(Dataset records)
---+---
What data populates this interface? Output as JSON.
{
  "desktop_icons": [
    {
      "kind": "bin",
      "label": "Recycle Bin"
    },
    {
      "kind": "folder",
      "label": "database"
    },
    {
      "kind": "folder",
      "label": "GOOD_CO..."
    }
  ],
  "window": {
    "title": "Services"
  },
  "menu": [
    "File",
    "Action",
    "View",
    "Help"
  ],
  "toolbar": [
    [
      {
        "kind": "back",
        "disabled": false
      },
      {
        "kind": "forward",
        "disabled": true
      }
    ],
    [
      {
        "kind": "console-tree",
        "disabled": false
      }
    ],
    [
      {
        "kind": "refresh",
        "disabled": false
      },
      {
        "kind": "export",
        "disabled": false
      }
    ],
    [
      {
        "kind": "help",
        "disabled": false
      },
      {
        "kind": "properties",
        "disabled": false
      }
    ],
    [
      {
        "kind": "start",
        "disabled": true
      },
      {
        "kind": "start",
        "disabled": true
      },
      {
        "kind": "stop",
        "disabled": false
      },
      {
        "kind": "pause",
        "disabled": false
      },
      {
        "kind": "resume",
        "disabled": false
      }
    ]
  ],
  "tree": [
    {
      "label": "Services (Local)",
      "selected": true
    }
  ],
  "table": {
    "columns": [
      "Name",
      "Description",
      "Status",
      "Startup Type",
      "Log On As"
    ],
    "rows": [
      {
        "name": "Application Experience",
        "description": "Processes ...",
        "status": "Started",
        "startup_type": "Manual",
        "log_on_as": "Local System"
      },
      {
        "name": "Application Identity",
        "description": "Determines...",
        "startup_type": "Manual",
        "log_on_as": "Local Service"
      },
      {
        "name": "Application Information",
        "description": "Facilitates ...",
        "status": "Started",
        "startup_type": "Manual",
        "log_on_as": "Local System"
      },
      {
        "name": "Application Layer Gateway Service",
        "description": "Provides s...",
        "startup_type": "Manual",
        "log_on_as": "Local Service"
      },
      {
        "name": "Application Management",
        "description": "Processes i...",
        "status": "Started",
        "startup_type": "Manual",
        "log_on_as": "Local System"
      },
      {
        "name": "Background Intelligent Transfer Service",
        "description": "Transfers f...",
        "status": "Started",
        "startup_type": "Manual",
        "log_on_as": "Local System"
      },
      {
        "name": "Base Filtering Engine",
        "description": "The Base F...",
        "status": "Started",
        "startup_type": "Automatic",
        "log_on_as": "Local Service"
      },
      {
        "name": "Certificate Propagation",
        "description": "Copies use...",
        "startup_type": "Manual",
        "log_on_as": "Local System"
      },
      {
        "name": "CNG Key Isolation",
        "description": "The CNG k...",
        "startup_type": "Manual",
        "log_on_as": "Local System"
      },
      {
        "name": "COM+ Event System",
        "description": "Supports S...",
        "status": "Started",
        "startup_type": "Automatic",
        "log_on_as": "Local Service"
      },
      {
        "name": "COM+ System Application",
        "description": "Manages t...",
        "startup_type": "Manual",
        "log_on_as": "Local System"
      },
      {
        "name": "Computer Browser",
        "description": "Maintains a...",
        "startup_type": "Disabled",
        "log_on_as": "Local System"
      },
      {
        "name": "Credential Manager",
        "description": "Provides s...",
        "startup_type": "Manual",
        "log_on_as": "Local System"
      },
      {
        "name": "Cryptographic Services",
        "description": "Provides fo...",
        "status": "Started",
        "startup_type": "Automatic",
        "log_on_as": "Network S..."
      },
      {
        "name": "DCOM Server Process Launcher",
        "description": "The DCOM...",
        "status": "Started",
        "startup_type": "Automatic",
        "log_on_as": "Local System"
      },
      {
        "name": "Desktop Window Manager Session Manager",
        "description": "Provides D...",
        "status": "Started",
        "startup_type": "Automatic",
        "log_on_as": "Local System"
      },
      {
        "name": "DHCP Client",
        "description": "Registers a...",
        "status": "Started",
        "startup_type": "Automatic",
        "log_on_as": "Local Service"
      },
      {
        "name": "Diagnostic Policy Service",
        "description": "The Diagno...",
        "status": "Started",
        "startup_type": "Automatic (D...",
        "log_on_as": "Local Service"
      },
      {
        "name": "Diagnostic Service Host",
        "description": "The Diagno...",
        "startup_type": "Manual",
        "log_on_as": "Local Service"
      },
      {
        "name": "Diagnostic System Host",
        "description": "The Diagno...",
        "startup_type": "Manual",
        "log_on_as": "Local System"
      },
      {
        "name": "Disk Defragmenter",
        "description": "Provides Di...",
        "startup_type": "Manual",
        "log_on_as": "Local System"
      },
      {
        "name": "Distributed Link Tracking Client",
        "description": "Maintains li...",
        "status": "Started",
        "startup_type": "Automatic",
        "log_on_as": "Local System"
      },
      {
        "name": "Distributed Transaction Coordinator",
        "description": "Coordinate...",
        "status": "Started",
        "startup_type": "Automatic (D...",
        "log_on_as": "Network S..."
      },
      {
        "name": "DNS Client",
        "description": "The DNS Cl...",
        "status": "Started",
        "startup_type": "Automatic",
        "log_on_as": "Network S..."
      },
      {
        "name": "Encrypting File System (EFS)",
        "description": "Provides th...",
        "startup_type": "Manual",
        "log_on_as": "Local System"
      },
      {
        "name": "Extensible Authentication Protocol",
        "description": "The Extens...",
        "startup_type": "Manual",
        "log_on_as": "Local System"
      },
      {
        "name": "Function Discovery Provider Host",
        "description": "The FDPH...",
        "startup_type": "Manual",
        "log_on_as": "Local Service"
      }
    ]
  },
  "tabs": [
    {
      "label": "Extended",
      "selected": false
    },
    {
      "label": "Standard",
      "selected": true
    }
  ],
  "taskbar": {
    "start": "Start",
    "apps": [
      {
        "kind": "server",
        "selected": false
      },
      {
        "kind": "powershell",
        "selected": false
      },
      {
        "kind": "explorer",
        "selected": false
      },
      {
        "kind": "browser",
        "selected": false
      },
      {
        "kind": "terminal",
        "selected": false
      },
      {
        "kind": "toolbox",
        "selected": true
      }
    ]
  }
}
---+---
» **Given exercise**:
Take every line containing the word "label" and copy it.

» **Result for this exercise**:
      "label": "Recycle Bin"
      "label": "database"
      "label": "GOOD_CO..."
      "label": "Services (Local)",
      "label": "Extended",
      "label": "Standard",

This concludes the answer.